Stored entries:
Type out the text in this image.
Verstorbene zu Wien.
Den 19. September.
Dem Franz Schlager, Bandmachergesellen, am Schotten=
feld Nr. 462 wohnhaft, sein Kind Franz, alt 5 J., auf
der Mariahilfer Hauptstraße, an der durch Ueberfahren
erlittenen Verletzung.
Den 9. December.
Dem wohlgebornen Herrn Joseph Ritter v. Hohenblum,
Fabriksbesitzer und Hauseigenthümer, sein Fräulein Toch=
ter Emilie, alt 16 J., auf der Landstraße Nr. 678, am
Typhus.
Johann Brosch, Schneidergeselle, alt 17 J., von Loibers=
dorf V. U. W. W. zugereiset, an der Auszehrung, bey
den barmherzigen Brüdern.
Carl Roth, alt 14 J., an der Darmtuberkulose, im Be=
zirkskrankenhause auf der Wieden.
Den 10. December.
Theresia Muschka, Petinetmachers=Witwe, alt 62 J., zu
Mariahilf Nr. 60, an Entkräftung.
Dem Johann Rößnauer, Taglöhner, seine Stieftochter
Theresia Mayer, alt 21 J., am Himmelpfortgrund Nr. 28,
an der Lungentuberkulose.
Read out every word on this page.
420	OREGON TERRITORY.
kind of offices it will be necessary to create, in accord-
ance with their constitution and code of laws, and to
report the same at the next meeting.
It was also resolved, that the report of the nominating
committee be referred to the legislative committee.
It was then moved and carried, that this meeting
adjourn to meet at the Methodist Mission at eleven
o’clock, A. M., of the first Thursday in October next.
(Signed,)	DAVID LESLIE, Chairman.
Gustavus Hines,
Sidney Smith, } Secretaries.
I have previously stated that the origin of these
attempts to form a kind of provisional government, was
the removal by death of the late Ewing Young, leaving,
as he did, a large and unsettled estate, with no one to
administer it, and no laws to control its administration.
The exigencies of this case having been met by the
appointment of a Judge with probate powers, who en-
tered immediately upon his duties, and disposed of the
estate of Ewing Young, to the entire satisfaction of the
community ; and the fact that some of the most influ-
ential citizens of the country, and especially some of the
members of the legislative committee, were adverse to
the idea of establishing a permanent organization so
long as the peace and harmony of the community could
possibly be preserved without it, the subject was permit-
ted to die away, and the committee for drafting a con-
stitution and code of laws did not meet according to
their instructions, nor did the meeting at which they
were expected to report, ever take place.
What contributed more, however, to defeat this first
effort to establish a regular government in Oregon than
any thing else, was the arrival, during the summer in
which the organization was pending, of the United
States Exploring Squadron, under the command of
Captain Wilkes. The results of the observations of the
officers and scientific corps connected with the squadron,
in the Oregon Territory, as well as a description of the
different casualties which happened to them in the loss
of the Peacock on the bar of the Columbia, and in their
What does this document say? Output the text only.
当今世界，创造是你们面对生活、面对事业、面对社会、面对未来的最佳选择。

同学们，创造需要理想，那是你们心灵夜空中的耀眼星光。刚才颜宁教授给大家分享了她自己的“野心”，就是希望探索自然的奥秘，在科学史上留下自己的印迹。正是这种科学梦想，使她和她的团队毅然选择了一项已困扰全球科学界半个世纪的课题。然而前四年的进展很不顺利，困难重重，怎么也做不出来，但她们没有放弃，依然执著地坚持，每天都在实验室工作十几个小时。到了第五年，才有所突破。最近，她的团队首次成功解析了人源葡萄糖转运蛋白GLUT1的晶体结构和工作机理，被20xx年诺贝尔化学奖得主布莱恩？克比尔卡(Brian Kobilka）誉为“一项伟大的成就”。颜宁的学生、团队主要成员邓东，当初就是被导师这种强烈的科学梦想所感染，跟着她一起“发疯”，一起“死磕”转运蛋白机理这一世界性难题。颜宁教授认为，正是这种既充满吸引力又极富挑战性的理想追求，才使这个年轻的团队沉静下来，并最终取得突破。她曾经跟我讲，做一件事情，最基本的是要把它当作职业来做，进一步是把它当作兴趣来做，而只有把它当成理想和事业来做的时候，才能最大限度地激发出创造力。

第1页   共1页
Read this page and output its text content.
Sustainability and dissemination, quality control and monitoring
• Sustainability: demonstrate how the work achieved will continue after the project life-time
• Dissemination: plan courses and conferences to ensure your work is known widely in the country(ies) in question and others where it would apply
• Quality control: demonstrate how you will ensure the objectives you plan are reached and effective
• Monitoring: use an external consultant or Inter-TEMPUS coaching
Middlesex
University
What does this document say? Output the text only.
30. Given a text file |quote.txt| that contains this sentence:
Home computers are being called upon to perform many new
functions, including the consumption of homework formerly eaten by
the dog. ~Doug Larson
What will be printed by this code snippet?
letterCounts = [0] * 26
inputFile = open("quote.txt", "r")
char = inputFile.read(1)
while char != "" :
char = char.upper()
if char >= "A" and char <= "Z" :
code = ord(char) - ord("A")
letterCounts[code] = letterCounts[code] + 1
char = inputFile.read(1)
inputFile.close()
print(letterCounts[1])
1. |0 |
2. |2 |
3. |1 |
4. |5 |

* _WRITTEN REQUEST_
Return each line in the records that holds the string "country".

* _WRITTEN ANSWER_
ential citizens of the country, and especially some of the
• Dissemination: plan courses and conferences to ensure your work is known widely in the country(ies) in question and others where it would apply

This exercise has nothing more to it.